§ **Task**
Where a line contains the string "this", copy that line.

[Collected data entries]
........
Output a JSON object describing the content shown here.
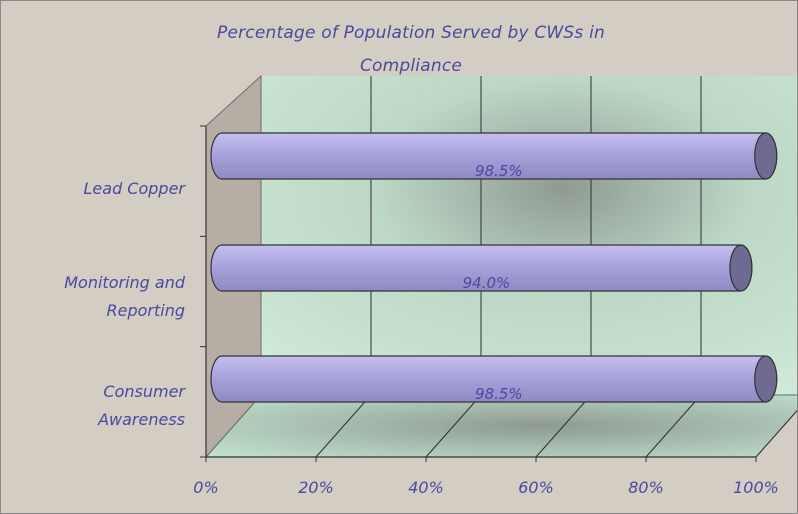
{
  "chart_data": {
    "type": "bar",
    "orientation": "horizontal",
    "title": [
      "Percentage of Population Served by CWSs in",
      "Compliance"
    ],
    "categories": [
      [
        "Lead Copper"
      ],
      [
        "Monitoring and",
        "Reporting"
      ],
      [
        "Consumer",
        "Awareness"
      ]
    ],
    "values": [
      98.5,
      94.0,
      98.5
    ],
    "data_labels": [
      "98.5%",
      "94.0%",
      "98.5%"
    ],
    "x_ticks": [
      "0%",
      "20%",
      "40%",
      "60%",
      "80%",
      "100%"
    ],
    "x_tick_values": [
      0,
      20,
      40,
      60,
      80,
      100
    ],
    "xlim": [
      0,
      100
    ],
    "grid": true,
    "legend": "none",
    "style": "3d-cylinder",
    "colors": {
      "bar": "#a9a3dd",
      "bar_end": "#6f6a92",
      "text": "#4a4a9e",
      "background": "#d3cdc4",
      "plot_wall": "#cfe8d8",
      "plot_floor": "#bfe0cd",
      "side_wall": "#b6aea4"
    }
  }
}
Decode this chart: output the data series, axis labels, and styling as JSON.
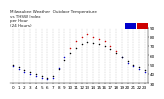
{
  "title": "Milwaukee Weather  Outdoor Temperature\nvs THSW Index\nper Hour\n(24 Hours)",
  "legend_colors": [
    "#0000cc",
    "#cc0000"
  ],
  "background_color": "#ffffff",
  "plot_bg_color": "#ffffff",
  "grid_color": "#aaaaaa",
  "hours": [
    0,
    1,
    2,
    3,
    4,
    5,
    6,
    7,
    8,
    9,
    10,
    11,
    12,
    13,
    14,
    15,
    16,
    17,
    18,
    19,
    20,
    21,
    22,
    23
  ],
  "temp_values": [
    50,
    47,
    44,
    42,
    40,
    38,
    36,
    38,
    45,
    55,
    63,
    68,
    72,
    74,
    73,
    72,
    70,
    67,
    63,
    58,
    54,
    50,
    47,
    44
  ],
  "thsw_values": [
    48,
    45,
    42,
    40,
    38,
    36,
    34,
    36,
    46,
    58,
    68,
    75,
    80,
    83,
    80,
    78,
    75,
    70,
    65,
    58,
    52,
    48,
    45,
    42
  ],
  "temp_color": "#000000",
  "thsw_high_color": "#cc0000",
  "thsw_low_color": "#0000cc",
  "thsw_threshold": 65,
  "ylim": [
    30,
    90
  ],
  "ytick_values": [
    30,
    40,
    50,
    60,
    70,
    80,
    90
  ],
  "xlabel_fontsize": 3.0,
  "ylabel_fontsize": 3.0,
  "title_fontsize": 3.0,
  "marker_size": 1.2,
  "grid_linewidth": 0.3,
  "spine_linewidth": 0.3
}
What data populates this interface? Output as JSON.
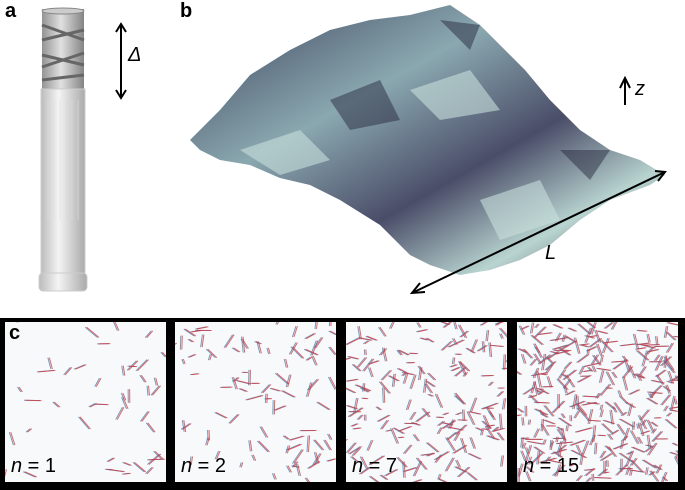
........
§ **Right answer**
Decode this chart: output the data series, axis labels, and styling as JSON.
What data populates this interface? Output as JSON.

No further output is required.